Written instruction 1:
According to the railroad excerpt, which company formed the Elkhart & Western Railroad, and in what year?
Written instruction 2:
Copy the records verbatim from their first line through the line holding "total-spent-value: 102.97 bbox=[1857, 625, 1937, 654]", both included.

Source excerpt:
Chicago, SouthShore & South Bend Railroad: This historic system traces its roots back to an interurban.

In 1989 the South Shore was able to completely drop passenger service, handed over to the Northern Indiana Commuter Transportation District.

Today, the road is owned by the Anacostia & Pacific Company, continuing to operate its original main line with traffic highly diversified. For information regarding employment please visit the company's website. 

Dubois County Railroad: This small short line is the freight-hauling arm of the Indiana Railway Museum. The systems operates 16 miles from a connection with NS at Huntingburg to Dubois (the museums owns a total of 24 miles, stretching as far as French Lick). For employment opportunities please contact the museum. 

Elkhart & Western Railroad: This small short line was formed by the Pioneer Railcorp in 2001, acquiring 11 miles between Elkhart and Mishawaka. It later added 23, disconnected, miles between Argos and Walkerton, Indiana. To learn more about employment opportunities please visit the company's web page.

Element and region data:
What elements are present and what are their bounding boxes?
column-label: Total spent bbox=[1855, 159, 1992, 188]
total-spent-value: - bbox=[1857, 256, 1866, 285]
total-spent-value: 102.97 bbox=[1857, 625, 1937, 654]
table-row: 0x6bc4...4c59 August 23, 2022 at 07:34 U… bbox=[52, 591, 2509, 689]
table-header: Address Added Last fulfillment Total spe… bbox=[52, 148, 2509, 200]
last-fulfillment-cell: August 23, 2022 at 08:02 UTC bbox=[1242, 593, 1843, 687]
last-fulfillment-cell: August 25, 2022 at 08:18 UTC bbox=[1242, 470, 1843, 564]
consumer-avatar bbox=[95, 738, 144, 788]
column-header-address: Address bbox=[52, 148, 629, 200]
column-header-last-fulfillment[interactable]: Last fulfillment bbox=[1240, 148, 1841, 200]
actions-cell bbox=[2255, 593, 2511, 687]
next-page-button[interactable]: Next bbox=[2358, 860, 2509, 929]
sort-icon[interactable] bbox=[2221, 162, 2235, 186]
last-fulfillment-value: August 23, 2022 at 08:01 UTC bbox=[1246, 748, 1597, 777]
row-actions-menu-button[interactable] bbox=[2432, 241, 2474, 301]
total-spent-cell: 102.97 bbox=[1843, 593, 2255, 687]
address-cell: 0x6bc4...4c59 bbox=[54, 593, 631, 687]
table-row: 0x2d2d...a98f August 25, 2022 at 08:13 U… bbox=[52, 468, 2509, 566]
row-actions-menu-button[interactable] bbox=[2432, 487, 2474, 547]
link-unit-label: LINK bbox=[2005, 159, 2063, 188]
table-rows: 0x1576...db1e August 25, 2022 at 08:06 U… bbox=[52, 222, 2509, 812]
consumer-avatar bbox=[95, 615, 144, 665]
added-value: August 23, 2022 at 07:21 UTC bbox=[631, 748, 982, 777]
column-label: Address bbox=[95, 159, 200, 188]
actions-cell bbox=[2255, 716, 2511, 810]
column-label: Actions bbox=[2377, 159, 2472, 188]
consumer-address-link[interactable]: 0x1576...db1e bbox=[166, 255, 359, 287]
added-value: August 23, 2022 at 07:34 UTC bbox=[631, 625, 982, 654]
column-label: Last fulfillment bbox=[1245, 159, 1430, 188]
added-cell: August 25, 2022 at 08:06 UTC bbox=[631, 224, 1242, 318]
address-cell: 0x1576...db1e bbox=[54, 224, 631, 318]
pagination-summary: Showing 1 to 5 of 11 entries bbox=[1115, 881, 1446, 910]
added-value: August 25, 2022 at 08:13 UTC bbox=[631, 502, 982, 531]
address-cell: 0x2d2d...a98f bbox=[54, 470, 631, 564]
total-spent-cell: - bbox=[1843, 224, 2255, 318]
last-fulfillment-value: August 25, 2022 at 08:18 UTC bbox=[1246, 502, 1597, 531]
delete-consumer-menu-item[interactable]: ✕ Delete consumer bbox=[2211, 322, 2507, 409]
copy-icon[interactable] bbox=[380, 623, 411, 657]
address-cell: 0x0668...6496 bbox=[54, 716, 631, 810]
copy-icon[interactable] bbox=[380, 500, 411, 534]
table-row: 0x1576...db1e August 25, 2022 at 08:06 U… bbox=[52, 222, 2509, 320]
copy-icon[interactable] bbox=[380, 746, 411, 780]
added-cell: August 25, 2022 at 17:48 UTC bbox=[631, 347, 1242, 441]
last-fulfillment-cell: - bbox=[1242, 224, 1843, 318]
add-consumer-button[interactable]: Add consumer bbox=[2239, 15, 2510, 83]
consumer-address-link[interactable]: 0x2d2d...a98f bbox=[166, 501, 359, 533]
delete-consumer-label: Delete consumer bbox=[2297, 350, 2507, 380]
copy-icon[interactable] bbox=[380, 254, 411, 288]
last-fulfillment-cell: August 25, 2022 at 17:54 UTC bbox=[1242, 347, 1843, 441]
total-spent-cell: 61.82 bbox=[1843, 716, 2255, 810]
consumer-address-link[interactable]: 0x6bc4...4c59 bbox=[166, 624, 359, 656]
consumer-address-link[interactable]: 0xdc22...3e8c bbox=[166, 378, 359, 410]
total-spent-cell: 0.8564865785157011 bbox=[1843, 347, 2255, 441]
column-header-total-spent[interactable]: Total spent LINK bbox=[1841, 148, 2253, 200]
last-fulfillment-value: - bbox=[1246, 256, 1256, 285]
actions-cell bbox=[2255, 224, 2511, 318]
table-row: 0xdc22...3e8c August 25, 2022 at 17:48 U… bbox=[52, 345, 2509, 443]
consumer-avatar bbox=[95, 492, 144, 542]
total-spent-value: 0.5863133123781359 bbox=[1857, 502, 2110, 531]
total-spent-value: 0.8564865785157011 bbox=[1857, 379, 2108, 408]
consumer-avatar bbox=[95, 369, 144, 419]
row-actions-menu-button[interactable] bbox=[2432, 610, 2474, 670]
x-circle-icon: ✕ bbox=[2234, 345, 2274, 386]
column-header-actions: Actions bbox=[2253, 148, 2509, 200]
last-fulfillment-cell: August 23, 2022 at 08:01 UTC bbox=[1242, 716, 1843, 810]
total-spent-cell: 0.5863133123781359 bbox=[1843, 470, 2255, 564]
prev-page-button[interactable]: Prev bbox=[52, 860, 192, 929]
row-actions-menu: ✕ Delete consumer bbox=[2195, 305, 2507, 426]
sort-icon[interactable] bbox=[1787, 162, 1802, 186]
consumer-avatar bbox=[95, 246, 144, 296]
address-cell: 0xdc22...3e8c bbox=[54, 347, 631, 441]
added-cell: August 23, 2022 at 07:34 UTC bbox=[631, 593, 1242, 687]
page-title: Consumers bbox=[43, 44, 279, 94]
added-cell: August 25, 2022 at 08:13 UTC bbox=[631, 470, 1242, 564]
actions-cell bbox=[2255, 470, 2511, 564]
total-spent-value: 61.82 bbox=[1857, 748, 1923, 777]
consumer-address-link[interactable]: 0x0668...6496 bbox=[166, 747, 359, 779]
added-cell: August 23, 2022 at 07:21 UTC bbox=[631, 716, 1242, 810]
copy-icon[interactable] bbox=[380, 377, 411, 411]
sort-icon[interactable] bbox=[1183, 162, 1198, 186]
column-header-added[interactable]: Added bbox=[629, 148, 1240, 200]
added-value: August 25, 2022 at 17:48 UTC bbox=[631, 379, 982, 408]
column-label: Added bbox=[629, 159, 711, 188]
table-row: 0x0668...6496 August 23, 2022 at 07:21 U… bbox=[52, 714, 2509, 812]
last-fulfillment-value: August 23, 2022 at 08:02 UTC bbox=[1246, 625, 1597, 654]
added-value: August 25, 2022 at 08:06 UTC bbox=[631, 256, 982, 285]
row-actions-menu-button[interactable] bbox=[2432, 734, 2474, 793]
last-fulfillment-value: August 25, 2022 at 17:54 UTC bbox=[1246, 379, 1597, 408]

Complete output 1:
The Pioneer Railcorp formed it in 2001.

Complete output 2:
What elements are present and what are their bounding boxes?
column-label: Total spent bbox=[1855, 159, 1992, 188]
total-spent-value: - bbox=[1857, 256, 1866, 285]
total-spent-value: 102.97 bbox=[1857, 625, 1937, 654]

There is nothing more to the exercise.